Task >> Reproduce, word for word, the part of the entries that opens with the line containing "section-actionable-insights: Actionable Insights: Quickly" and closes with the line containing "list-item: Focus on", including both of those lines.

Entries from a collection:
========================================

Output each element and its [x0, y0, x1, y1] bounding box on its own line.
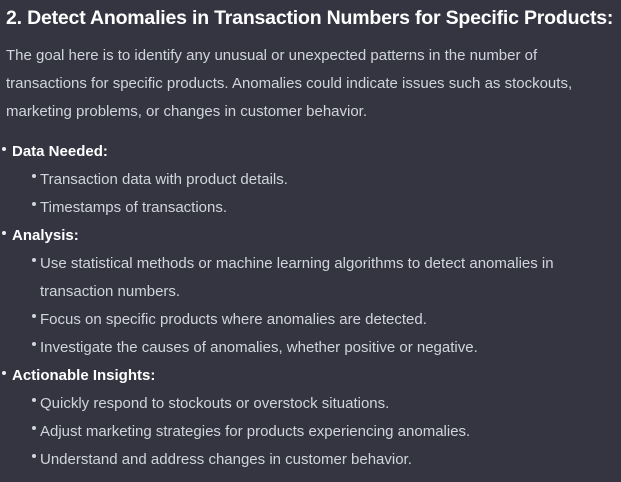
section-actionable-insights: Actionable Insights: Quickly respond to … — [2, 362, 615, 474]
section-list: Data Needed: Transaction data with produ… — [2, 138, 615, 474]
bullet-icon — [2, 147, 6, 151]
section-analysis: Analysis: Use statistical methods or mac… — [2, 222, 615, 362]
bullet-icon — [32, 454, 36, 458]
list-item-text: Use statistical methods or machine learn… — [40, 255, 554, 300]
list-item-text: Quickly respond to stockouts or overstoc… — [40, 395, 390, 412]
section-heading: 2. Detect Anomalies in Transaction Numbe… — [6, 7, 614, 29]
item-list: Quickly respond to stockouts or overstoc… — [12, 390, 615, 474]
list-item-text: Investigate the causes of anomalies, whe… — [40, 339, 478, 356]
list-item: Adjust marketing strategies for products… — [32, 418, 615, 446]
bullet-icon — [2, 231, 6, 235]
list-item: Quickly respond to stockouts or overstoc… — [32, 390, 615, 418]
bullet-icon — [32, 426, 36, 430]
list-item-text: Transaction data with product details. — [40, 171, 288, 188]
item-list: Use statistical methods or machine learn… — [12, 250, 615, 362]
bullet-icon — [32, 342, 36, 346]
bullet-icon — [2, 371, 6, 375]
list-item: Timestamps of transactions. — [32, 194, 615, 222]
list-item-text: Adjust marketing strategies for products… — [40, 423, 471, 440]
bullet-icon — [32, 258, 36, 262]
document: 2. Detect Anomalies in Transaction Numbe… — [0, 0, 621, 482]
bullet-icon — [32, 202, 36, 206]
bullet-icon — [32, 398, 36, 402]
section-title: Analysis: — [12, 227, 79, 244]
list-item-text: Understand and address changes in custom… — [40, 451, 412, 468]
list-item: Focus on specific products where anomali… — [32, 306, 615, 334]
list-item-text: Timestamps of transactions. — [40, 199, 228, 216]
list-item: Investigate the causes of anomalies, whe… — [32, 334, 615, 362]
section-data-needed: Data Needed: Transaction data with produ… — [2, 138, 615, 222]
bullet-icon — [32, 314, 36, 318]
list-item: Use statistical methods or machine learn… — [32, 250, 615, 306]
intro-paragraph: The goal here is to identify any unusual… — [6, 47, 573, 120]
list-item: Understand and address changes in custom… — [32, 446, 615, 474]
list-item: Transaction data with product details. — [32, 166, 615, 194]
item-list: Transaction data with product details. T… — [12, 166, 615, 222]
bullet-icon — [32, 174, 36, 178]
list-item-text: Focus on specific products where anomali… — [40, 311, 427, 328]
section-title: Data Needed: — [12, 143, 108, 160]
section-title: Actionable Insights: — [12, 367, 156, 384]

========================================

Finished exercise >>
section-actionable-insights: Actionable Insights: Quickly respond to … — [2, 362, 615, 474]
section-list: Data Needed: Transaction data with produ… — [2, 138, 615, 474]
bullet-icon — [2, 147, 6, 151]
section-analysis: Analysis: Use statistical methods or mac… — [2, 222, 615, 362]
bullet-icon — [32, 454, 36, 458]
list-item-text: Use statistical methods or machine learn… — [40, 255, 554, 300]
list-item-text: Quickly respond to stockouts or overstoc… — [40, 395, 390, 412]
section-heading: 2. Detect Anomalies in Transaction Numbe… — [6, 7, 614, 29]
item-list: Quickly respond to stockouts or overstoc… — [12, 390, 615, 474]
list-item-text: Investigate the causes of anomalies, whe… — [40, 339, 478, 356]
list-item: Adjust marketing strategies for products… — [32, 418, 615, 446]
bullet-icon — [2, 231, 6, 235]
list-item: Quickly respond to stockouts or overstoc… — [32, 390, 615, 418]
bullet-icon — [32, 426, 36, 430]
list-item-text: Transaction data with product details. — [40, 171, 288, 188]
item-list: Use statistical methods or machine learn… — [12, 250, 615, 362]
bullet-icon — [32, 342, 36, 346]
bullet-icon — [2, 371, 6, 375]
list-item: Timestamps of transactions. — [32, 194, 615, 222]
list-item-text: Adjust marketing strategies for products… — [40, 423, 471, 440]
bullet-icon — [32, 258, 36, 262]
document: 2. Detect Anomalies in Transaction Numbe… — [0, 0, 621, 482]
bullet-icon — [32, 202, 36, 206]
bullet-icon — [32, 398, 36, 402]
section-title: Analysis: — [12, 227, 79, 244]
list-item-text: Understand and address changes in custom… — [40, 451, 412, 468]
list-item: Focus on specific products where anomali… — [32, 306, 615, 334]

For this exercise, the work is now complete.